(A block of data)
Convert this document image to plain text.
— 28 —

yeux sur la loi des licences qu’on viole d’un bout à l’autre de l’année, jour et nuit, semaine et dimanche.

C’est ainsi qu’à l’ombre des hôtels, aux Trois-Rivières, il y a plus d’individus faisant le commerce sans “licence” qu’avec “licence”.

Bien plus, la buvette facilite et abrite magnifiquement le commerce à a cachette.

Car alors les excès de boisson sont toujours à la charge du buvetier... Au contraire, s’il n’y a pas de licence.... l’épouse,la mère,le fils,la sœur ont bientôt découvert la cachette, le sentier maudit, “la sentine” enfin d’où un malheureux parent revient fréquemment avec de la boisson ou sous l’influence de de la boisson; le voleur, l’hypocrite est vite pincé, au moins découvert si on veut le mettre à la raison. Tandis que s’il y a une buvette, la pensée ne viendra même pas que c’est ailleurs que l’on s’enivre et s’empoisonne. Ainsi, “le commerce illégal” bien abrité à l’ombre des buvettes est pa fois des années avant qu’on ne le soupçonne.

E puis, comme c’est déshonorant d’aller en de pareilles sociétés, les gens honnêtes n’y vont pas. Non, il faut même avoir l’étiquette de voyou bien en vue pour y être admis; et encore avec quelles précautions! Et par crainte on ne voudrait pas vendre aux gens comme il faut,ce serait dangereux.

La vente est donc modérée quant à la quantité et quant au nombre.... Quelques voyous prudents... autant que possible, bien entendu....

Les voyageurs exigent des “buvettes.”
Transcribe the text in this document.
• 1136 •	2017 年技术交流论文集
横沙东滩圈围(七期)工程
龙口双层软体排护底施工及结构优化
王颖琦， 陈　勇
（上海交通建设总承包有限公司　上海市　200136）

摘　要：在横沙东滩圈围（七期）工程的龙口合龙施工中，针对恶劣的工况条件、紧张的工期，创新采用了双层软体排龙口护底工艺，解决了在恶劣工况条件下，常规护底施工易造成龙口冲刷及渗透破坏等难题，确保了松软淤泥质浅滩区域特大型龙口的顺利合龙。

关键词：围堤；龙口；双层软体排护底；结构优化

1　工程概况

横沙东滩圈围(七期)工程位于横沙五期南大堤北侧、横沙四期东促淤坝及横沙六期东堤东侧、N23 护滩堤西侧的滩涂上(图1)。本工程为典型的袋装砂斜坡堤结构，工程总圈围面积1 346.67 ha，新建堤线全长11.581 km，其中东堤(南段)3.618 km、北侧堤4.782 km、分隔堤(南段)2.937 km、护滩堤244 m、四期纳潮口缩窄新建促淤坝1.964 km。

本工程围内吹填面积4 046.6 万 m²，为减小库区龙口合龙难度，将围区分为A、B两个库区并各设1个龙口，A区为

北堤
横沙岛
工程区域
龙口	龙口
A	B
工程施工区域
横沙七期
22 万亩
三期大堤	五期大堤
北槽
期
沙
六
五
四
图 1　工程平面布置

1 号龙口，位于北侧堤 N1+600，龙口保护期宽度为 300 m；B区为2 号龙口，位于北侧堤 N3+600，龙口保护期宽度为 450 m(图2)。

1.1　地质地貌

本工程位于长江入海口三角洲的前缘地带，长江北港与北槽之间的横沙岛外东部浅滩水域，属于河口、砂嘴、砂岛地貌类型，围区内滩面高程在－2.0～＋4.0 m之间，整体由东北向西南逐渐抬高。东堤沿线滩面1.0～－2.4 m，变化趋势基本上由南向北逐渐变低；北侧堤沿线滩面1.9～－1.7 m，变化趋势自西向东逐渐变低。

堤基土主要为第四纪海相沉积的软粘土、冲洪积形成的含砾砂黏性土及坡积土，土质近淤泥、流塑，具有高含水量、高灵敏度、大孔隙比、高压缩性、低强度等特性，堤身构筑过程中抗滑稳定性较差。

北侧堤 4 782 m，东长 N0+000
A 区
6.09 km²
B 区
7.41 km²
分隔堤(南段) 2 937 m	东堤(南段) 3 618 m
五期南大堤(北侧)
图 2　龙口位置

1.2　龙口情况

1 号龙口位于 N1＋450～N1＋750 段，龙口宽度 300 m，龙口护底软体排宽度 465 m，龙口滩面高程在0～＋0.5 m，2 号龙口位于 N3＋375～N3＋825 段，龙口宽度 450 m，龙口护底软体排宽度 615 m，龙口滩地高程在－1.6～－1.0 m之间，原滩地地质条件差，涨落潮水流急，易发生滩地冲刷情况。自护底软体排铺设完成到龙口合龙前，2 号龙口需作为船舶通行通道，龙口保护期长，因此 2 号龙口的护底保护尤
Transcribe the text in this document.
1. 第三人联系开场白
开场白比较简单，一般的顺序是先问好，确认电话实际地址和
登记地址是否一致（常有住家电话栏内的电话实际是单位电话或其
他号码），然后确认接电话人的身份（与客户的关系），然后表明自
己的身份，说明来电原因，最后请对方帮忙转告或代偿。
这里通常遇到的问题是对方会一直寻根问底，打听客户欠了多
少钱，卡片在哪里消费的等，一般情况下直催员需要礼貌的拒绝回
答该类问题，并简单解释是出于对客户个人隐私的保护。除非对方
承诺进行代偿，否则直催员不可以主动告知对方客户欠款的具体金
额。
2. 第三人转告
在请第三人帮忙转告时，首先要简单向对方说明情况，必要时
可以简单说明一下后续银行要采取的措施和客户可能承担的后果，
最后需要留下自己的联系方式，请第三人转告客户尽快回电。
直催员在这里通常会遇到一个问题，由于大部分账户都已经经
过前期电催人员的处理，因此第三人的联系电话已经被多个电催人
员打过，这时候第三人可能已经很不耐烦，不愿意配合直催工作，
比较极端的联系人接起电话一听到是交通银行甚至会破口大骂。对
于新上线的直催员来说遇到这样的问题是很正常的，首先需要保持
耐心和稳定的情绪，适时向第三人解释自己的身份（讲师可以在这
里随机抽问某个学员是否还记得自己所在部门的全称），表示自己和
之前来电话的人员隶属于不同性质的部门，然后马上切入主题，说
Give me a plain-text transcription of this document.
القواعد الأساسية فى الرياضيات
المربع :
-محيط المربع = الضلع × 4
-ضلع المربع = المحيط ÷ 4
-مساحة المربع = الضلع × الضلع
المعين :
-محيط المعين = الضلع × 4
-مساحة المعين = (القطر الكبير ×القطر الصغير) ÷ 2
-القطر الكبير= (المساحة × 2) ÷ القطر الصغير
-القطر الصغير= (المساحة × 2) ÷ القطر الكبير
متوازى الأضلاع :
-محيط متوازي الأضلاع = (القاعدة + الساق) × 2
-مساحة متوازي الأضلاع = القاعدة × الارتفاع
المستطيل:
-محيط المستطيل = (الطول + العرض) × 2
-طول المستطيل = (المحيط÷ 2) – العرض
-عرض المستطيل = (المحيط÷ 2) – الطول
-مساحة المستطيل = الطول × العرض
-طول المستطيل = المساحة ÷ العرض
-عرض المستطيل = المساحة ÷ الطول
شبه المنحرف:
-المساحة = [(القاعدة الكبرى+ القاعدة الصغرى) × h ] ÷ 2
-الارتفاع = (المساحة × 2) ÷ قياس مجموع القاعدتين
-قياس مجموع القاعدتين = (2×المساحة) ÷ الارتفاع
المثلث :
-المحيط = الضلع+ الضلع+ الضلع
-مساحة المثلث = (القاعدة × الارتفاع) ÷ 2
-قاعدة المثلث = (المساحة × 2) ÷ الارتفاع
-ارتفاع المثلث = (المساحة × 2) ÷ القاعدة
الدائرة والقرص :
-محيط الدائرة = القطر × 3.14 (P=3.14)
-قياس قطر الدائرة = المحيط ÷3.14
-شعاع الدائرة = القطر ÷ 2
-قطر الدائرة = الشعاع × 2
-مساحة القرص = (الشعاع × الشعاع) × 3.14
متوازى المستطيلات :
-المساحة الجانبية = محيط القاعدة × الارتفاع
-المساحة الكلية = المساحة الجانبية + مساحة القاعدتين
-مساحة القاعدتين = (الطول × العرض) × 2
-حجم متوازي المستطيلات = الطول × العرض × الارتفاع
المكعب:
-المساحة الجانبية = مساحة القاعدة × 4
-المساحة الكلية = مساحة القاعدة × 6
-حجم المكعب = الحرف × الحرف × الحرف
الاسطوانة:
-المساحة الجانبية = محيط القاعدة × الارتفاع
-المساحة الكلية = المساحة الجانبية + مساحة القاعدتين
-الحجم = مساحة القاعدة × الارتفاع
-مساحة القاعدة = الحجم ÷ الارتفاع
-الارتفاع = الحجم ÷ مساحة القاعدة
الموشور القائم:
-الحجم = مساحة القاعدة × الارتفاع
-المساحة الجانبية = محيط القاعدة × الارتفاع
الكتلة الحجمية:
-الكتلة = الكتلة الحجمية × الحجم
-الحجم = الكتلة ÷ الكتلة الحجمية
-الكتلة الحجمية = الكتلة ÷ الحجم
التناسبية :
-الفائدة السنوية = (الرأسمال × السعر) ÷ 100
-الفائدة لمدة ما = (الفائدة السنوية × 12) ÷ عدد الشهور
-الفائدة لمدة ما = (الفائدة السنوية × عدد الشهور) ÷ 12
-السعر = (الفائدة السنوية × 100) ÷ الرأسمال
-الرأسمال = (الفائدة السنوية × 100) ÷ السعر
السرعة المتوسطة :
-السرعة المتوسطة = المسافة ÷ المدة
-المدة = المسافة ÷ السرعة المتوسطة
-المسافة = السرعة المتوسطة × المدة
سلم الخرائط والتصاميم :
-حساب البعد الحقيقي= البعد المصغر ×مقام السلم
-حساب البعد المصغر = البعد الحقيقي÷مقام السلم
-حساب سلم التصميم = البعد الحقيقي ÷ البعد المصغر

GIVEN INSTRUCTION -> From the listing above, copy out each line where the word "الحجمية" appears.

SOLUTION FOR THIS TASK ->
الكتلة الحجمية:
-الكتلة = الكتلة الحجمية × الحجم
-الحجم = الكتلة ÷ الكتلة الحجمية
-الكتلة الحجمية = الكتلة ÷ الحجم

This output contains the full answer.